Objective
Lines that hold the string "Turnaround" are to be counted; give only their number.

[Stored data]
# # # # # # #
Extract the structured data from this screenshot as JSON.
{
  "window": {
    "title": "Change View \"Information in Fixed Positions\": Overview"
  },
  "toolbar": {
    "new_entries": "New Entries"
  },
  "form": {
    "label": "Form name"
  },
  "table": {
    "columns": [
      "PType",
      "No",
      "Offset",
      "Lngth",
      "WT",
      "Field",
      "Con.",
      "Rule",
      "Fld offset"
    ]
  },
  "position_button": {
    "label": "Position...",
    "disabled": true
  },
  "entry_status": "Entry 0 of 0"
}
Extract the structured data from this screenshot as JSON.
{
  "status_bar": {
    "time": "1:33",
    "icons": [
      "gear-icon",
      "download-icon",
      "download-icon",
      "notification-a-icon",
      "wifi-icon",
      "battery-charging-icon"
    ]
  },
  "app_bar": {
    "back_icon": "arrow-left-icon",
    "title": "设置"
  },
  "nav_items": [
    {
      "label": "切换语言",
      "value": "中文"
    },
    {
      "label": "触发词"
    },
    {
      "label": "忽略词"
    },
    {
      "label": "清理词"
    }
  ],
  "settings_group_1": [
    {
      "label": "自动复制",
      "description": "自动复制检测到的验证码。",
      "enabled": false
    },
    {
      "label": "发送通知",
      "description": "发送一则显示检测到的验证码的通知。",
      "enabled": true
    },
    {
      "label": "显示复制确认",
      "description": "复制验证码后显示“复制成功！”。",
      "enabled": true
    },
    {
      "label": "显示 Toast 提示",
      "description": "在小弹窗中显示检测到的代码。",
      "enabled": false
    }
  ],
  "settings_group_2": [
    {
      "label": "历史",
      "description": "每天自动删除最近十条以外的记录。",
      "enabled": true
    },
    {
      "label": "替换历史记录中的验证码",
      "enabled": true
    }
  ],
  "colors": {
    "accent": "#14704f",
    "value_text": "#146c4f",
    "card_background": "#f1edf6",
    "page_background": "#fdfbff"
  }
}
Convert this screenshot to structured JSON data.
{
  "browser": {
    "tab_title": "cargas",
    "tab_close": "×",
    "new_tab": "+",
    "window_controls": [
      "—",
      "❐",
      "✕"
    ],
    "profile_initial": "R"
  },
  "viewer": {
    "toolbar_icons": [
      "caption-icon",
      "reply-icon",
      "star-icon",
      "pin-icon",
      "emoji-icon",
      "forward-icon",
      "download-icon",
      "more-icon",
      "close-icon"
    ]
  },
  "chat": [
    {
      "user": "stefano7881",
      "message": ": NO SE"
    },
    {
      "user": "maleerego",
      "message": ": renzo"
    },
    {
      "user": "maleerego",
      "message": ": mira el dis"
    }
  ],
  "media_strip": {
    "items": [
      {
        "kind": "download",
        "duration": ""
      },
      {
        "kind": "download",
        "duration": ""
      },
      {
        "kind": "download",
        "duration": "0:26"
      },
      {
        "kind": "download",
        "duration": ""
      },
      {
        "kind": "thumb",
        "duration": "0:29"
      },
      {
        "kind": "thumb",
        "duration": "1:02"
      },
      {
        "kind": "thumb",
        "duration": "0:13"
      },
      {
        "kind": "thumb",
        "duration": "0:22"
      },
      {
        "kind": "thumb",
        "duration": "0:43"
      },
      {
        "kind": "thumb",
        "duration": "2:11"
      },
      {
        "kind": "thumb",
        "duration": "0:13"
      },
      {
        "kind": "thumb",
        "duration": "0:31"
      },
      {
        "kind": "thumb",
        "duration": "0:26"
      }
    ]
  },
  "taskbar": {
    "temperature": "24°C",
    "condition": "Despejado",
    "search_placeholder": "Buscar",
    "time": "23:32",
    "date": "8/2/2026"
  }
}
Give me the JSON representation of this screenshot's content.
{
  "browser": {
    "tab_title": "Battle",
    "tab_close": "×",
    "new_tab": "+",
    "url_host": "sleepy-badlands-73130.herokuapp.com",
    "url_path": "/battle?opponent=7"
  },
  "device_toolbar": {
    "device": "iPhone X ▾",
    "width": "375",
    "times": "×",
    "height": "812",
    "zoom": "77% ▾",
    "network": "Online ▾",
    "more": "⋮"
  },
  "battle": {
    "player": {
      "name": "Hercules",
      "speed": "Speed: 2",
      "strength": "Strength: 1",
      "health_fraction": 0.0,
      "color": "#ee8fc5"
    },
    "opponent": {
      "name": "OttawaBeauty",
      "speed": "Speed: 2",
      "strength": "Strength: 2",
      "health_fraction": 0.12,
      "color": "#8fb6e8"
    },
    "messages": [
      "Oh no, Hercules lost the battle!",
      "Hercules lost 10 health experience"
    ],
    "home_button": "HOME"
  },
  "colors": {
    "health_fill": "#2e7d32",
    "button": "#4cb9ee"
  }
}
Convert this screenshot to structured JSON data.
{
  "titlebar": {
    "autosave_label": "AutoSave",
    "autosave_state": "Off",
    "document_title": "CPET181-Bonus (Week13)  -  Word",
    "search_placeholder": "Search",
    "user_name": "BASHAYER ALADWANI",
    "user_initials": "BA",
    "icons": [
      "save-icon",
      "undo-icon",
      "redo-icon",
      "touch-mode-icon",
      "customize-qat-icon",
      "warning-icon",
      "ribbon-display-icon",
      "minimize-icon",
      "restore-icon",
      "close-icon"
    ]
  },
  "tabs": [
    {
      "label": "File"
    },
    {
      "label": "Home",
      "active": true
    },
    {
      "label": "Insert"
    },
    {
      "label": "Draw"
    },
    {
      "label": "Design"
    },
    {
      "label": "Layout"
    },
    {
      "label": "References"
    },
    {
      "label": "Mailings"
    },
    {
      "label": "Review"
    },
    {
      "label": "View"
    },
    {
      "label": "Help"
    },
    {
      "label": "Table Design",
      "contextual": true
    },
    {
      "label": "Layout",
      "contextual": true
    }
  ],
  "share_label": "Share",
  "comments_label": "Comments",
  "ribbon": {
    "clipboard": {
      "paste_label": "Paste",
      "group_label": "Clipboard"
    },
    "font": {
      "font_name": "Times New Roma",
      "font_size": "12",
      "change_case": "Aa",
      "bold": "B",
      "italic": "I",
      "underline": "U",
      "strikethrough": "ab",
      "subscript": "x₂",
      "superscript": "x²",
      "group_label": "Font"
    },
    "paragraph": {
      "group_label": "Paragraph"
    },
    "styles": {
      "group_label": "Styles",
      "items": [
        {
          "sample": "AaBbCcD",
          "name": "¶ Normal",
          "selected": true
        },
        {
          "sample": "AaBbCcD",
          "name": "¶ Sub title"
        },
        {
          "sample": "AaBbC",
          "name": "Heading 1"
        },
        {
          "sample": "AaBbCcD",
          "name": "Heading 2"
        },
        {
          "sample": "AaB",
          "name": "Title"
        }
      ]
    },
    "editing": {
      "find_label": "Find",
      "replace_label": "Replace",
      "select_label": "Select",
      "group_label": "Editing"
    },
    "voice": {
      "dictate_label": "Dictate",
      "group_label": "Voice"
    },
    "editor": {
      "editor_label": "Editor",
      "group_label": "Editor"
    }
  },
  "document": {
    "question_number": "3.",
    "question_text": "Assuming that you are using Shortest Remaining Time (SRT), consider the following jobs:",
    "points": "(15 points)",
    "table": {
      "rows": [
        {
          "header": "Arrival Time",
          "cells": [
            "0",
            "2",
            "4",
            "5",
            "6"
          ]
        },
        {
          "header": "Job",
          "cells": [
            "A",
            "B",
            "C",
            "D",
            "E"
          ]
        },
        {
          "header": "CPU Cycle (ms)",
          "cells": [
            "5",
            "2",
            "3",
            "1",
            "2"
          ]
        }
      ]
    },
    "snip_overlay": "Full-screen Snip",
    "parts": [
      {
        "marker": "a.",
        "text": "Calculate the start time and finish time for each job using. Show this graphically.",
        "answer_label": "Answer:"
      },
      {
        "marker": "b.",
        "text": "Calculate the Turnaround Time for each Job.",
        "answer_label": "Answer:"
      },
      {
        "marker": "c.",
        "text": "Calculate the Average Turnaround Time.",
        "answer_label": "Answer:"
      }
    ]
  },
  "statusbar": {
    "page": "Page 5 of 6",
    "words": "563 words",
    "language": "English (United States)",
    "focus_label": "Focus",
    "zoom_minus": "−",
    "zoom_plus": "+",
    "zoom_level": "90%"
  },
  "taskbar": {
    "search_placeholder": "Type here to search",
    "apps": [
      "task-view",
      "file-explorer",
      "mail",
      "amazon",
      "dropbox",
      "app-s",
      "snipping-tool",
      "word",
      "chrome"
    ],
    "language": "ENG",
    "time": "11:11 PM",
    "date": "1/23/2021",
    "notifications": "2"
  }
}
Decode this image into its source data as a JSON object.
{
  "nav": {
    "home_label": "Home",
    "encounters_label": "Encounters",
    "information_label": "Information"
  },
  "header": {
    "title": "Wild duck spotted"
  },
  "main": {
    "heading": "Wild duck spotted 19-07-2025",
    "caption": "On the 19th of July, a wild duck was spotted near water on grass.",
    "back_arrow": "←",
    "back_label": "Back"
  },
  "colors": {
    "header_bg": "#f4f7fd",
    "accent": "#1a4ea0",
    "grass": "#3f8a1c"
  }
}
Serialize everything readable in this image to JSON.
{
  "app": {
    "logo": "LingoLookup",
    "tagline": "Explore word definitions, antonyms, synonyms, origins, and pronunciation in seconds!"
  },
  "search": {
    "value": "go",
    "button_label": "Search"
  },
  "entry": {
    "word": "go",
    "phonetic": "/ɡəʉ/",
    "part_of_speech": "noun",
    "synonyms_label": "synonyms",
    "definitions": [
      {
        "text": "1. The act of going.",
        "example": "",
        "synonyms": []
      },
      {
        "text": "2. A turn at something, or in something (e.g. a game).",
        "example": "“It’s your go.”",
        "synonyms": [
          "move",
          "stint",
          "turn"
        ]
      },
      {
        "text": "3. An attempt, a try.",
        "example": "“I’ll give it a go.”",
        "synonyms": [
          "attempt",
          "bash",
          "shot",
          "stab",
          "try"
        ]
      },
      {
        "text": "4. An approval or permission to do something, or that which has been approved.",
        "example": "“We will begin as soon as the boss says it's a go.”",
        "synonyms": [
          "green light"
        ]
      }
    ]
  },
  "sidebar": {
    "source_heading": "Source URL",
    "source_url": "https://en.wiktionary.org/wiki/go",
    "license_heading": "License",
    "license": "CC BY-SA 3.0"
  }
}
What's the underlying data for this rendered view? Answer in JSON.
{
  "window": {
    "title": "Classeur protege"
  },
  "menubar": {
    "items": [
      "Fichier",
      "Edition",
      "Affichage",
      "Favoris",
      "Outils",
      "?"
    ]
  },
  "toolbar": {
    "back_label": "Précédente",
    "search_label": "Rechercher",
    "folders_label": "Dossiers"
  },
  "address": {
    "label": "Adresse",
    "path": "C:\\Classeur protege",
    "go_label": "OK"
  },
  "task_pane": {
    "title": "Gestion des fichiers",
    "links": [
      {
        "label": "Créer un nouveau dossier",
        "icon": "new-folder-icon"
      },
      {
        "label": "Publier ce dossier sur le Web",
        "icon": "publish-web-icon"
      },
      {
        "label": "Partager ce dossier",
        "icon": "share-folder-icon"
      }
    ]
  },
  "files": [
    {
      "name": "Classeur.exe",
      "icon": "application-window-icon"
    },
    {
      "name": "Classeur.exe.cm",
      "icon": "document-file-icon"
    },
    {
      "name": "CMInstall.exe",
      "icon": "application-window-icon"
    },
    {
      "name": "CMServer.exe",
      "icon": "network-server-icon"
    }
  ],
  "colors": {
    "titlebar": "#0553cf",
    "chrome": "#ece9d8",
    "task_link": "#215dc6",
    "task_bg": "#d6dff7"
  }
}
# # # # # # #
Output of the task
2